*SET TASK:* Extract every line of the material that holds the string "title".

══ RECORD SET

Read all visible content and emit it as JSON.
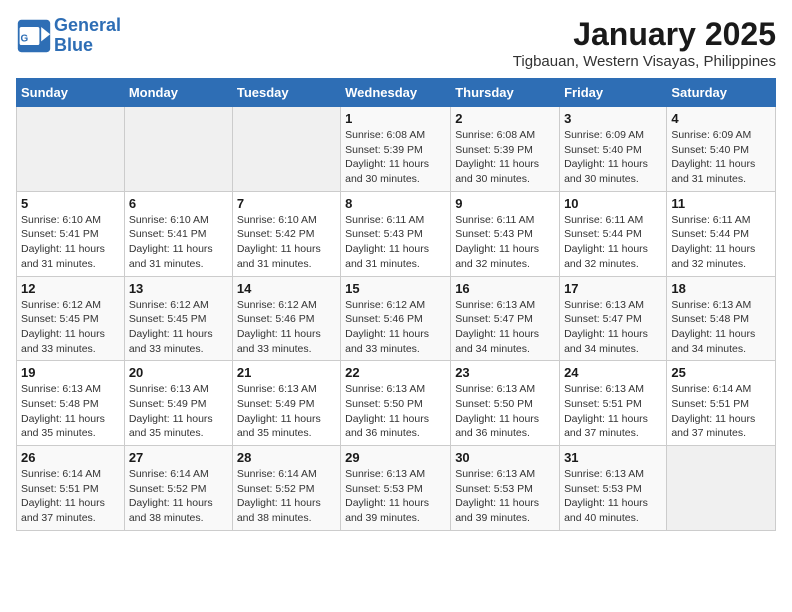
{
  "header": {
    "logo_line1": "General",
    "logo_line2": "Blue",
    "month": "January 2025",
    "location": "Tigbauan, Western Visayas, Philippines"
  },
  "days_of_week": [
    "Sunday",
    "Monday",
    "Tuesday",
    "Wednesday",
    "Thursday",
    "Friday",
    "Saturday"
  ],
  "weeks": [
    [
      {
        "day": "",
        "info": ""
      },
      {
        "day": "",
        "info": ""
      },
      {
        "day": "",
        "info": ""
      },
      {
        "day": "1",
        "info": "Sunrise: 6:08 AM\nSunset: 5:39 PM\nDaylight: 11 hours and 30 minutes."
      },
      {
        "day": "2",
        "info": "Sunrise: 6:08 AM\nSunset: 5:39 PM\nDaylight: 11 hours and 30 minutes."
      },
      {
        "day": "3",
        "info": "Sunrise: 6:09 AM\nSunset: 5:40 PM\nDaylight: 11 hours and 30 minutes."
      },
      {
        "day": "4",
        "info": "Sunrise: 6:09 AM\nSunset: 5:40 PM\nDaylight: 11 hours and 31 minutes."
      }
    ],
    [
      {
        "day": "5",
        "info": "Sunrise: 6:10 AM\nSunset: 5:41 PM\nDaylight: 11 hours and 31 minutes."
      },
      {
        "day": "6",
        "info": "Sunrise: 6:10 AM\nSunset: 5:41 PM\nDaylight: 11 hours and 31 minutes."
      },
      {
        "day": "7",
        "info": "Sunrise: 6:10 AM\nSunset: 5:42 PM\nDaylight: 11 hours and 31 minutes."
      },
      {
        "day": "8",
        "info": "Sunrise: 6:11 AM\nSunset: 5:43 PM\nDaylight: 11 hours and 31 minutes."
      },
      {
        "day": "9",
        "info": "Sunrise: 6:11 AM\nSunset: 5:43 PM\nDaylight: 11 hours and 32 minutes."
      },
      {
        "day": "10",
        "info": "Sunrise: 6:11 AM\nSunset: 5:44 PM\nDaylight: 11 hours and 32 minutes."
      },
      {
        "day": "11",
        "info": "Sunrise: 6:11 AM\nSunset: 5:44 PM\nDaylight: 11 hours and 32 minutes."
      }
    ],
    [
      {
        "day": "12",
        "info": "Sunrise: 6:12 AM\nSunset: 5:45 PM\nDaylight: 11 hours and 33 minutes."
      },
      {
        "day": "13",
        "info": "Sunrise: 6:12 AM\nSunset: 5:45 PM\nDaylight: 11 hours and 33 minutes."
      },
      {
        "day": "14",
        "info": "Sunrise: 6:12 AM\nSunset: 5:46 PM\nDaylight: 11 hours and 33 minutes."
      },
      {
        "day": "15",
        "info": "Sunrise: 6:12 AM\nSunset: 5:46 PM\nDaylight: 11 hours and 33 minutes."
      },
      {
        "day": "16",
        "info": "Sunrise: 6:13 AM\nSunset: 5:47 PM\nDaylight: 11 hours and 34 minutes."
      },
      {
        "day": "17",
        "info": "Sunrise: 6:13 AM\nSunset: 5:47 PM\nDaylight: 11 hours and 34 minutes."
      },
      {
        "day": "18",
        "info": "Sunrise: 6:13 AM\nSunset: 5:48 PM\nDaylight: 11 hours and 34 minutes."
      }
    ],
    [
      {
        "day": "19",
        "info": "Sunrise: 6:13 AM\nSunset: 5:48 PM\nDaylight: 11 hours and 35 minutes."
      },
      {
        "day": "20",
        "info": "Sunrise: 6:13 AM\nSunset: 5:49 PM\nDaylight: 11 hours and 35 minutes."
      },
      {
        "day": "21",
        "info": "Sunrise: 6:13 AM\nSunset: 5:49 PM\nDaylight: 11 hours and 35 minutes."
      },
      {
        "day": "22",
        "info": "Sunrise: 6:13 AM\nSunset: 5:50 PM\nDaylight: 11 hours and 36 minutes."
      },
      {
        "day": "23",
        "info": "Sunrise: 6:13 AM\nSunset: 5:50 PM\nDaylight: 11 hours and 36 minutes."
      },
      {
        "day": "24",
        "info": "Sunrise: 6:13 AM\nSunset: 5:51 PM\nDaylight: 11 hours and 37 minutes."
      },
      {
        "day": "25",
        "info": "Sunrise: 6:14 AM\nSunset: 5:51 PM\nDaylight: 11 hours and 37 minutes."
      }
    ],
    [
      {
        "day": "26",
        "info": "Sunrise: 6:14 AM\nSunset: 5:51 PM\nDaylight: 11 hours and 37 minutes."
      },
      {
        "day": "27",
        "info": "Sunrise: 6:14 AM\nSunset: 5:52 PM\nDaylight: 11 hours and 38 minutes."
      },
      {
        "day": "28",
        "info": "Sunrise: 6:14 AM\nSunset: 5:52 PM\nDaylight: 11 hours and 38 minutes."
      },
      {
        "day": "29",
        "info": "Sunrise: 6:13 AM\nSunset: 5:53 PM\nDaylight: 11 hours and 39 minutes."
      },
      {
        "day": "30",
        "info": "Sunrise: 6:13 AM\nSunset: 5:53 PM\nDaylight: 11 hours and 39 minutes."
      },
      {
        "day": "31",
        "info": "Sunrise: 6:13 AM\nSunset: 5:53 PM\nDaylight: 11 hours and 40 minutes."
      },
      {
        "day": "",
        "info": ""
      }
    ]
  ]
}
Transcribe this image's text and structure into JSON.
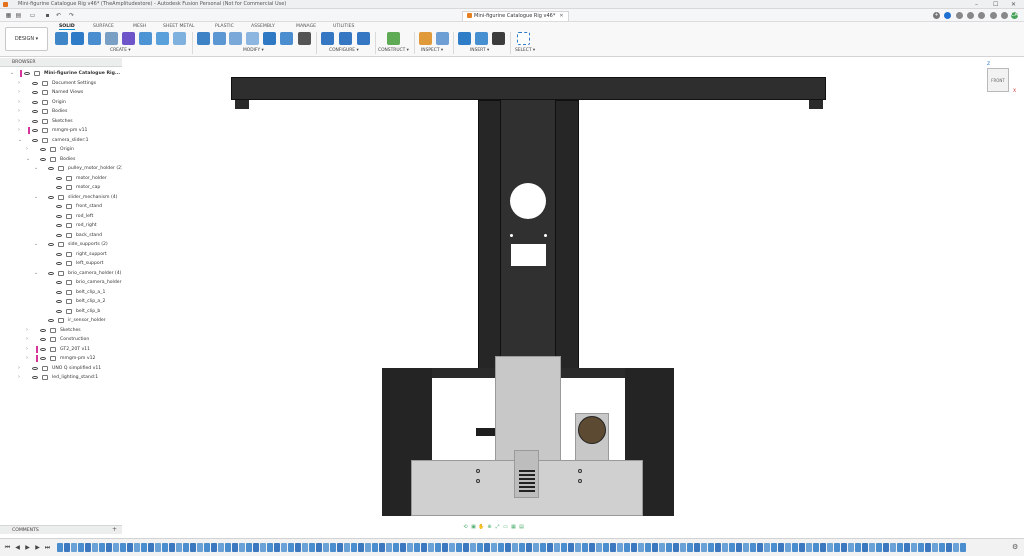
{
  "window": {
    "title": "Mini-figurine Catalogue Rig v46* (TheAmplitudestore) - Autodesk Fusion Personal (Not for Commercial Use)",
    "controls": {
      "minimize": "–",
      "maximize": "☐",
      "close": "✕"
    }
  },
  "doc_tab": {
    "label": "Mini-figurine Catalogue Rig v46*",
    "close": "✕"
  },
  "qat_right": {
    "avatar": "CA"
  },
  "workspace": {
    "label": "DESIGN ▾"
  },
  "ribbon_tabs": [
    "SOLID",
    "SURFACE",
    "MESH",
    "SHEET METAL",
    "PLASTIC",
    "ASSEMBLY",
    "MANAGE",
    "UTILITIES"
  ],
  "ribbon_groups": [
    "CREATE ▾",
    "MODIFY ▾",
    "CONFIGURE ▾",
    "CONSTRUCT ▾",
    "INSPECT ▾",
    "INSERT ▾",
    "SELECT ▾"
  ],
  "browser": {
    "header": "BROWSER",
    "items": [
      {
        "label": "Mini-figurine Catalogue Rig...",
        "exp": "⌄",
        "pin": true
      },
      {
        "label": "Document Settings",
        "exp": "›"
      },
      {
        "label": "Named Views",
        "exp": "›"
      },
      {
        "label": "Origin",
        "exp": "›"
      },
      {
        "label": "Bodies",
        "exp": "›"
      },
      {
        "label": "Sketches",
        "exp": "›"
      },
      {
        "label": "mmgm-pm v11",
        "exp": "›",
        "pin": true
      },
      {
        "label": "camera_slider:1",
        "exp": "⌄"
      },
      {
        "label": "Origin",
        "exp": "›"
      },
      {
        "label": "Bodies",
        "exp": "⌄"
      },
      {
        "label": "pulley_motor_holder (2)",
        "exp": "⌄"
      },
      {
        "label": "motor_holder",
        "exp": ""
      },
      {
        "label": "motor_cap",
        "exp": ""
      },
      {
        "label": "slider_mechanism (4)",
        "exp": "⌄"
      },
      {
        "label": "front_stand",
        "exp": ""
      },
      {
        "label": "rod_left",
        "exp": ""
      },
      {
        "label": "rod_right",
        "exp": ""
      },
      {
        "label": "back_stand",
        "exp": ""
      },
      {
        "label": "side_supports (2)",
        "exp": "⌄"
      },
      {
        "label": "right_support",
        "exp": ""
      },
      {
        "label": "left_support",
        "exp": ""
      },
      {
        "label": "brio_camera_holder (4)",
        "exp": "⌄"
      },
      {
        "label": "brio_camera_holder",
        "exp": ""
      },
      {
        "label": "belt_clip_a_1",
        "exp": ""
      },
      {
        "label": "belt_clip_a_2",
        "exp": ""
      },
      {
        "label": "belt_clip_b",
        "exp": ""
      },
      {
        "label": "ir_sensor_holder",
        "exp": ""
      },
      {
        "label": "Sketches",
        "exp": "›"
      },
      {
        "label": "Construction",
        "exp": "›"
      },
      {
        "label": "GT2_20T v11",
        "exp": "›",
        "pin": true
      },
      {
        "label": "mmgm-pm v12",
        "exp": "›",
        "pin": true
      },
      {
        "label": "UNO Q simplified v11",
        "exp": "›"
      },
      {
        "label": "led_lighting_stand:1",
        "exp": "›"
      }
    ]
  },
  "comments": {
    "label": "COMMENTS",
    "add": "+"
  },
  "viewcube": {
    "face": "FRONT",
    "z": "Z",
    "x": "X"
  },
  "colors": {
    "accent": "#0696d7",
    "dark_body": "#2b2b2b",
    "grey_body": "#c8c8c8",
    "pink_pin": "#d6349c"
  }
}
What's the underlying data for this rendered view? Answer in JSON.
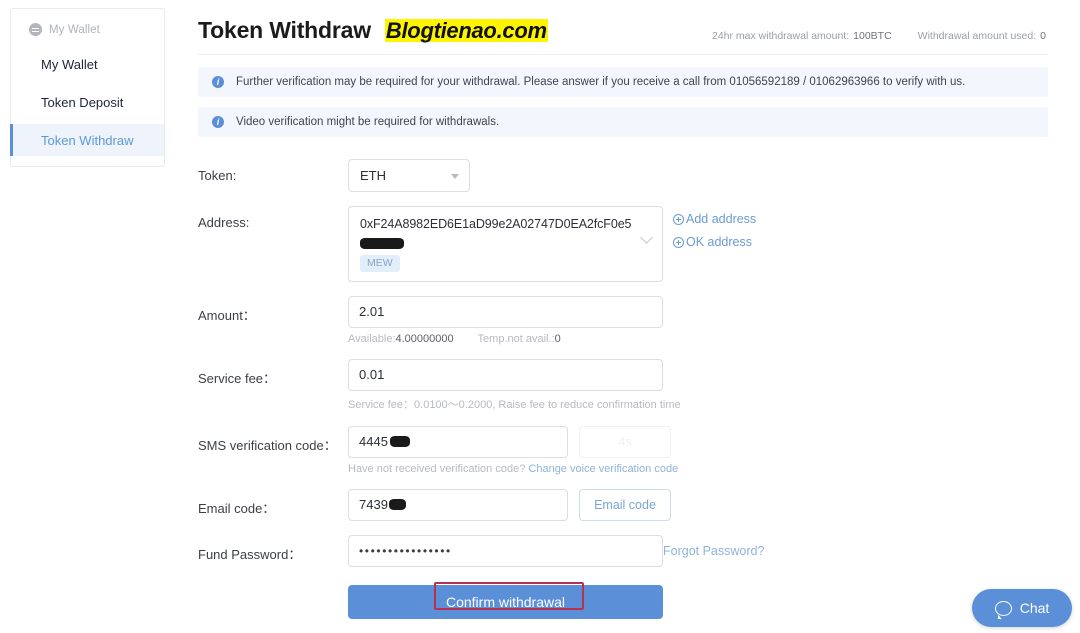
{
  "sidebar": {
    "header_label": "My Wallet",
    "header_icon": "wallet-menu-icon",
    "items": [
      {
        "label": "My Wallet",
        "active": false
      },
      {
        "label": "Token Deposit",
        "active": false
      },
      {
        "label": "Token Withdraw",
        "active": true
      }
    ]
  },
  "header": {
    "title": "Token Withdraw",
    "watermark": "Blogtienao.com",
    "stats": [
      {
        "label": "24hr max withdrawal amount:",
        "value": "100BTC"
      },
      {
        "label": "Withdrawal amount used:",
        "value": "0"
      }
    ]
  },
  "alerts": [
    {
      "icon": "info-icon",
      "text": "Further verification may be required for your withdrawal. Please answer if you receive a call from 01056592189 / 01062963966 to verify with us."
    },
    {
      "icon": "info-icon",
      "text": "Video verification might be required for withdrawals."
    }
  ],
  "form": {
    "token": {
      "label": "Token:",
      "selected": "ETH",
      "options": [
        "ETH"
      ]
    },
    "address": {
      "label": "Address:",
      "value": "0xF24A8982ED6E1aD99e2A02747D0EA2fcF0e5",
      "tag": "MEW",
      "add_address_link": "Add address",
      "ok_address_link": "OK address"
    },
    "amount": {
      "label": "Amount：",
      "value": "2.01",
      "available_label": "Available:",
      "available_value": "4.00000000",
      "temp_label": "Temp.not avail.:",
      "temp_value": "0"
    },
    "service_fee": {
      "label": "Service fee：",
      "value": "0.01",
      "helper": "Service fee：0.0100～0.2000, Raise fee to reduce confirmation time"
    },
    "sms_code": {
      "label": "SMS verification code：",
      "value": "4445",
      "countdown_button": "4s",
      "helper_text": "Have not received verification code?",
      "helper_link": "Change voice verification code"
    },
    "email_code": {
      "label": "Email code：",
      "value": "7439",
      "button": "Email code"
    },
    "fund_password": {
      "label": "Fund Password：",
      "value": "••••••••••••••••",
      "forgot_link": "Forgot Password?"
    },
    "submit_button": "Confirm withdrawal"
  },
  "chat": {
    "label": "Chat",
    "icon": "chat-bubble-icon"
  },
  "colors": {
    "accent_blue": "#5b8fd8",
    "link_blue": "#8fb3da",
    "alert_bg": "#f3f6fd",
    "watermark_yellow": "#fdf500",
    "annotation_red": "#b8324f"
  }
}
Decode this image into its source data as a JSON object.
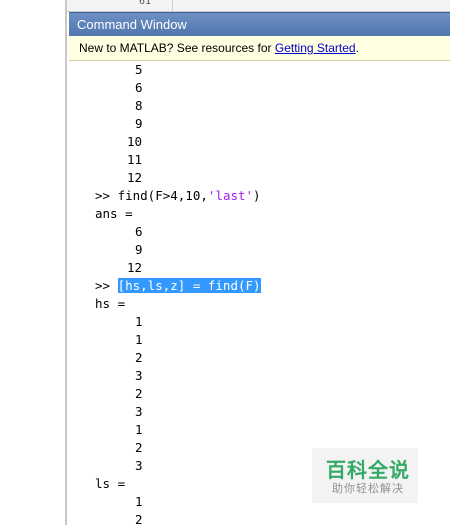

════

*IN RESPONSE:*
    "title": "Mini-figurine Catalogue Rig v46* (TheAmplitudestore) - Autodesk Fusion Personal (Not for Commercial Use)",
    "title": "Token Withdraw",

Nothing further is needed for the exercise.